(Entries with figure data)

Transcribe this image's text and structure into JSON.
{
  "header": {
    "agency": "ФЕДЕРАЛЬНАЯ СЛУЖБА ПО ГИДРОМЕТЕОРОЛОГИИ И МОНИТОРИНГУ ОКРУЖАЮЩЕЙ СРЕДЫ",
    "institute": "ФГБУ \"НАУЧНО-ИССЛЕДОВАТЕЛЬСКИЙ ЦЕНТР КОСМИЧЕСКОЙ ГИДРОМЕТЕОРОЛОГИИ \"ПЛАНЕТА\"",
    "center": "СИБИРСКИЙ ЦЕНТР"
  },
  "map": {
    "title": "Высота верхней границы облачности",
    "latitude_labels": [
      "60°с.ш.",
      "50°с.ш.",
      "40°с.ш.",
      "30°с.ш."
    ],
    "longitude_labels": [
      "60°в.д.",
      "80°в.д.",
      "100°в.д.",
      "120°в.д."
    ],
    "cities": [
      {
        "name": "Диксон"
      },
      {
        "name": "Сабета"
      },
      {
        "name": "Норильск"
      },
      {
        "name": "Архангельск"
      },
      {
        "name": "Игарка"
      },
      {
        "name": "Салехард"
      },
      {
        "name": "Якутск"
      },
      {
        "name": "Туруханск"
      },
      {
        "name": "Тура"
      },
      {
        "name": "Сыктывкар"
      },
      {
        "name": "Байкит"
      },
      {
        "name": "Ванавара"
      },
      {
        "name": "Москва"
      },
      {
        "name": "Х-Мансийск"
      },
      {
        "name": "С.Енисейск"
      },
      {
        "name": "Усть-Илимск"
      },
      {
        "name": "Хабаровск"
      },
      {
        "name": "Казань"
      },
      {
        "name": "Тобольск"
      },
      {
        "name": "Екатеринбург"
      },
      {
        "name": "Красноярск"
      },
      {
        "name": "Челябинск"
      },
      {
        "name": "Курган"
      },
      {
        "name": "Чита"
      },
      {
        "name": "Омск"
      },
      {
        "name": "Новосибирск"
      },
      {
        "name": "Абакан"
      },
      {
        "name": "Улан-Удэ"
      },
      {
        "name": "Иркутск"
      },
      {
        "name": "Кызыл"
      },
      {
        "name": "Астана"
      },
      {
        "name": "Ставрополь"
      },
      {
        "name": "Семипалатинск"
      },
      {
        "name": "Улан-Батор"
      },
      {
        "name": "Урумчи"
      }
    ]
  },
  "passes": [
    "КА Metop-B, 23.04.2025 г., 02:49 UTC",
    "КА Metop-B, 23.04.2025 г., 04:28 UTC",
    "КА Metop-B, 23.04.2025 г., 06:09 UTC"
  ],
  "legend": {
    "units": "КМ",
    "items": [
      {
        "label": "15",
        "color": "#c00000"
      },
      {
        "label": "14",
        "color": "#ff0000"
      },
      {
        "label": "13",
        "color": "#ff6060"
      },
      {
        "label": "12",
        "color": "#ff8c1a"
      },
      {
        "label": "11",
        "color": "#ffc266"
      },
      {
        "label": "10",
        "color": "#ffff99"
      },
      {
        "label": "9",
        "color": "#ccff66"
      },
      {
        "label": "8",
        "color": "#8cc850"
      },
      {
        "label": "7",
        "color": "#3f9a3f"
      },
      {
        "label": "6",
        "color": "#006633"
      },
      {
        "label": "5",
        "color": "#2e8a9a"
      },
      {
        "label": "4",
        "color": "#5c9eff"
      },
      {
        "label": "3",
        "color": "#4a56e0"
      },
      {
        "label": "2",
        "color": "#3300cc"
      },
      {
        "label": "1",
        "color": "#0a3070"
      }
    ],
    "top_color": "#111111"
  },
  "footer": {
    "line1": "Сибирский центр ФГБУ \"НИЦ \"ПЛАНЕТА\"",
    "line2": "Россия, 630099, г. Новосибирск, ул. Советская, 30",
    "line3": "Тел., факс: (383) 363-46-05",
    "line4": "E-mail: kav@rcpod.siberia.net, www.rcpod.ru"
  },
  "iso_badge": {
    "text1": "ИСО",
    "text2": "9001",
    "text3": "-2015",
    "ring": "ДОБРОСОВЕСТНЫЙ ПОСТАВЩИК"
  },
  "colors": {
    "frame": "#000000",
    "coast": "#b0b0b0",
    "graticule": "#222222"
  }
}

YOUR INSTRUCTIONS: Pull out every line containing "Metop".

REPLY:
    "КА Metop-B, 23.04.2025 г., 02:49 UTC",
    "КА Metop-B, 23.04.2025 г., 04:28 UTC",
    "КА Metop-B, 23.04.2025 г., 06:09 UTC"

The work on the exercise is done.